====== INPUT MATERIAL

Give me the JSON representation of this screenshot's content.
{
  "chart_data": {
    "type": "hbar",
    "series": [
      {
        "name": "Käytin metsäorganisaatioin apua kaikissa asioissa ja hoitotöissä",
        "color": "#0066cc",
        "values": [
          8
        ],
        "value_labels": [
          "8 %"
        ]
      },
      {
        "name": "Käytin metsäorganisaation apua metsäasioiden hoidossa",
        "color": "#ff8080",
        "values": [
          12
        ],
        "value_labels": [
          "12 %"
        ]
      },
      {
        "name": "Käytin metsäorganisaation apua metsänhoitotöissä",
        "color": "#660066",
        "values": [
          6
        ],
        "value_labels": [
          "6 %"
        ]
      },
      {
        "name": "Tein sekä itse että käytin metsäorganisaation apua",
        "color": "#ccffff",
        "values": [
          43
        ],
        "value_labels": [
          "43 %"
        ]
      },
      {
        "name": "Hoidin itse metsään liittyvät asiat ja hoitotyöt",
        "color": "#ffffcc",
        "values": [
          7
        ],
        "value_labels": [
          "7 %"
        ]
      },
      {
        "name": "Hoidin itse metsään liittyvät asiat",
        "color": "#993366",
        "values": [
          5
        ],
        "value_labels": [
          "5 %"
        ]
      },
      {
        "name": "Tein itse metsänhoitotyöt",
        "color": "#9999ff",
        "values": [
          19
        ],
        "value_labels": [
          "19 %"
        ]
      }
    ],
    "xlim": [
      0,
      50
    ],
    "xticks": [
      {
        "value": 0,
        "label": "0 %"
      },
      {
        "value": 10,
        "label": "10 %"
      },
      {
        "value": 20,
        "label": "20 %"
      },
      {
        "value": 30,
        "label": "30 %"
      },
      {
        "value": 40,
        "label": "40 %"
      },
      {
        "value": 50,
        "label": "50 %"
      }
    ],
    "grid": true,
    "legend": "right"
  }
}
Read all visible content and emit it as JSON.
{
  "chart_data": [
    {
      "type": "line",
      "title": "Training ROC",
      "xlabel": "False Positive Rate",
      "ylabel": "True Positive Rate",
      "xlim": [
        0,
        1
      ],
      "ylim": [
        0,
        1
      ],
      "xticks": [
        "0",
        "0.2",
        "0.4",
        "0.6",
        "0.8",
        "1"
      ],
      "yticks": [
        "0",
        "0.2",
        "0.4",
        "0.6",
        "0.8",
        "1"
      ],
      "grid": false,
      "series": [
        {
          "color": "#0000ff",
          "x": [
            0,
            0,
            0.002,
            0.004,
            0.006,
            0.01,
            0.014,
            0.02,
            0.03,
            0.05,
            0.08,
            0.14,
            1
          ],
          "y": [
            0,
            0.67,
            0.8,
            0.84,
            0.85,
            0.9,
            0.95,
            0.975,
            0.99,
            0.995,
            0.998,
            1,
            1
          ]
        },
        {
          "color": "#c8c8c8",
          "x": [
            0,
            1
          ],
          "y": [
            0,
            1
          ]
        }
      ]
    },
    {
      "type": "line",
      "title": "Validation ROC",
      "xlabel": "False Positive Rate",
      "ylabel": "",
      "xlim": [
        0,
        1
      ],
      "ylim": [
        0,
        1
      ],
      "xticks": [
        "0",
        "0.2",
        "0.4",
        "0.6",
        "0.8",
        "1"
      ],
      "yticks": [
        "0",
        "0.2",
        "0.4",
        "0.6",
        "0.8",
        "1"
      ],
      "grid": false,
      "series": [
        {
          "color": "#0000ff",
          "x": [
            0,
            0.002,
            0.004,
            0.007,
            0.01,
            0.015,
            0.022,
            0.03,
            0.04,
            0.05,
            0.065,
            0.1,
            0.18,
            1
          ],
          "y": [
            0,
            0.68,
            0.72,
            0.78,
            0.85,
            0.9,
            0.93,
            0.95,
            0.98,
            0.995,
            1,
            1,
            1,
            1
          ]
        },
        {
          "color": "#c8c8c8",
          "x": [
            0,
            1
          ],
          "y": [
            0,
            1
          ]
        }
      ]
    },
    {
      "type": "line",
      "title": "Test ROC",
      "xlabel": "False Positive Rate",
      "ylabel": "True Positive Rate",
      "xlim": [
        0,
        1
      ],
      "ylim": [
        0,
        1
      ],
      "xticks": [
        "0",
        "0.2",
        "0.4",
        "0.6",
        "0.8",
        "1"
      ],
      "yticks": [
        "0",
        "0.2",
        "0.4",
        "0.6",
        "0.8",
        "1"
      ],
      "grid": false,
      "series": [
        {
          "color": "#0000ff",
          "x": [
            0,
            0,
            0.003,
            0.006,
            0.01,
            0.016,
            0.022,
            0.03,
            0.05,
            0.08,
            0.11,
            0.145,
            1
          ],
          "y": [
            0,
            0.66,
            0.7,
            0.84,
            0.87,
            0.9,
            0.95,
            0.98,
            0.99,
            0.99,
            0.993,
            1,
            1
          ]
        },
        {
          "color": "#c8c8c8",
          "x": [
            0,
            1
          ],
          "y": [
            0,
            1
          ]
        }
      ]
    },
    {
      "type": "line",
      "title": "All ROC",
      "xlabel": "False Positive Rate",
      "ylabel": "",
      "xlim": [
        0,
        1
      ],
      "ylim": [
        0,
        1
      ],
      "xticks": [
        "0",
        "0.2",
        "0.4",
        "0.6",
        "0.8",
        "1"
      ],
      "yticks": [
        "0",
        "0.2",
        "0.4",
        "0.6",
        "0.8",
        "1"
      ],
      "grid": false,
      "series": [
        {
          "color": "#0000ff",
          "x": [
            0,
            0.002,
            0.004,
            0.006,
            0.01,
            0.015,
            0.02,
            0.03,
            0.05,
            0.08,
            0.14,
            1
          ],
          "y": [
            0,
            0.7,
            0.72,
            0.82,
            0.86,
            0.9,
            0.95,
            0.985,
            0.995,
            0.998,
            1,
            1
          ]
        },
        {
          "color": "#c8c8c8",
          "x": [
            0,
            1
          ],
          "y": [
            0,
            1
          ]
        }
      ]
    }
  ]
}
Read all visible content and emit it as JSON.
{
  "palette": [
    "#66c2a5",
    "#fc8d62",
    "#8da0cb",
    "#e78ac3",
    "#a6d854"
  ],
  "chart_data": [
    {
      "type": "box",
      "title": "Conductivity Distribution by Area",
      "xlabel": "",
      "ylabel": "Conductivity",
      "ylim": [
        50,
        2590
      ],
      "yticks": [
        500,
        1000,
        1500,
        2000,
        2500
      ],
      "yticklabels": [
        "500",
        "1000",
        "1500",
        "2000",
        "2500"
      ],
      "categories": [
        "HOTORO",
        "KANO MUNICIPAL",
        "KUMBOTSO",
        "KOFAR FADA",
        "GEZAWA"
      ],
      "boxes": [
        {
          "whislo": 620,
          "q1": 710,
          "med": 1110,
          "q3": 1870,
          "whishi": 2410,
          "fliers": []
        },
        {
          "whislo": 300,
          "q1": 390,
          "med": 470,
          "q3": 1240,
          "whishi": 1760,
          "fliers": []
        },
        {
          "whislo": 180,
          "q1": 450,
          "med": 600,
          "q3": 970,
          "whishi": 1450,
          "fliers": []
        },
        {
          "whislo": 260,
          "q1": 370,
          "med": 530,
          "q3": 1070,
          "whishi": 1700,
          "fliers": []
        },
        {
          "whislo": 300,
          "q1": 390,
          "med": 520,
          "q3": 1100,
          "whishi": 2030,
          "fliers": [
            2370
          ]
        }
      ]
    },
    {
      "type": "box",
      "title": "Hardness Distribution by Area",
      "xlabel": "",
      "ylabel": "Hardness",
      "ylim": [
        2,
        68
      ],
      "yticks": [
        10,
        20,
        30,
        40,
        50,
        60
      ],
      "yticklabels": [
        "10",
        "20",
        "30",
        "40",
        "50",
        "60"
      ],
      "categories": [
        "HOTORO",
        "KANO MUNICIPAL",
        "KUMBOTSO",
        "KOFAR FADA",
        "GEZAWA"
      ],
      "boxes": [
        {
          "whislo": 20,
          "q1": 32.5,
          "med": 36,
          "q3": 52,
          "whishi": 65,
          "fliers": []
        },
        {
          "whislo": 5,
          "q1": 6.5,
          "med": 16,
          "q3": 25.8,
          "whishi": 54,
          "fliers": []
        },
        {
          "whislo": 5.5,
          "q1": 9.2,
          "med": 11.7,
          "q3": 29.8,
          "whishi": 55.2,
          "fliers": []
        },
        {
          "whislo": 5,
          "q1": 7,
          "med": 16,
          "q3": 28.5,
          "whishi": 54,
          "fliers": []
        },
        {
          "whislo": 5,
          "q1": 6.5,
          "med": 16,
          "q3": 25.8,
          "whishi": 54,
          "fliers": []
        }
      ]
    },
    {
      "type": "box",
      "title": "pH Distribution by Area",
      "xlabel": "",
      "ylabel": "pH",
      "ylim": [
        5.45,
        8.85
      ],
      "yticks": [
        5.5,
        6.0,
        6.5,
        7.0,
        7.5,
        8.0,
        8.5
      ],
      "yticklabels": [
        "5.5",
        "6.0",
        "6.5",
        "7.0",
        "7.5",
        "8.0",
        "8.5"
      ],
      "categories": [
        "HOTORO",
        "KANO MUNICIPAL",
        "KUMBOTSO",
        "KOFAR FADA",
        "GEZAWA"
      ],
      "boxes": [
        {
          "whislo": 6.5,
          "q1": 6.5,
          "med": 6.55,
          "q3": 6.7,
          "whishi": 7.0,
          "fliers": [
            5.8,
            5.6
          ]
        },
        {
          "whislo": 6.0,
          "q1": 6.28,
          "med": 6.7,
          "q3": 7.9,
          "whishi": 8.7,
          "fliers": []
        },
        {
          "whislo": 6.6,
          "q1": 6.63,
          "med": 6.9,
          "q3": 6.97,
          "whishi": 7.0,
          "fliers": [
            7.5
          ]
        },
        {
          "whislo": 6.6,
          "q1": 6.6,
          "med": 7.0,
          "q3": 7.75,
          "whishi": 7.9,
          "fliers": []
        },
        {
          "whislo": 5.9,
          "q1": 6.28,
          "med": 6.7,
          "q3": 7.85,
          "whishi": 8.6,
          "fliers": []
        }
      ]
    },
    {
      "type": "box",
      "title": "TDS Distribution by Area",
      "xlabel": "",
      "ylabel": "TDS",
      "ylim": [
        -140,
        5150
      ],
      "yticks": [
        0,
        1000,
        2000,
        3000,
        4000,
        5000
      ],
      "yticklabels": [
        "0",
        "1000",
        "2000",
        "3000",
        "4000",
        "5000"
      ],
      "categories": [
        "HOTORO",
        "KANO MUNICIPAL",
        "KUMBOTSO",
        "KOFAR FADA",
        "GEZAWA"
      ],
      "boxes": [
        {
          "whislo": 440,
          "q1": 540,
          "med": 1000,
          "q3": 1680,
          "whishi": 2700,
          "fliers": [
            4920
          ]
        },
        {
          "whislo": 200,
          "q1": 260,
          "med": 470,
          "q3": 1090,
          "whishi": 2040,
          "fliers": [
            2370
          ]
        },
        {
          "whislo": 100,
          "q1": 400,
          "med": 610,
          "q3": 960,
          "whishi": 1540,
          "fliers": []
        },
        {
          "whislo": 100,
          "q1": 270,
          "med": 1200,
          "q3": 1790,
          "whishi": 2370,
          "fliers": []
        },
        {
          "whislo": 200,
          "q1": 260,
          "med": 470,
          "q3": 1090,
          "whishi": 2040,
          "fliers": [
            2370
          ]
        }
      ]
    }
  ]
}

============

_THE PROBLEM_.
In the entries above, count each line holding "Hardness" and report the total and nothing more.

_RESULT OF THE EXERCISE_.
2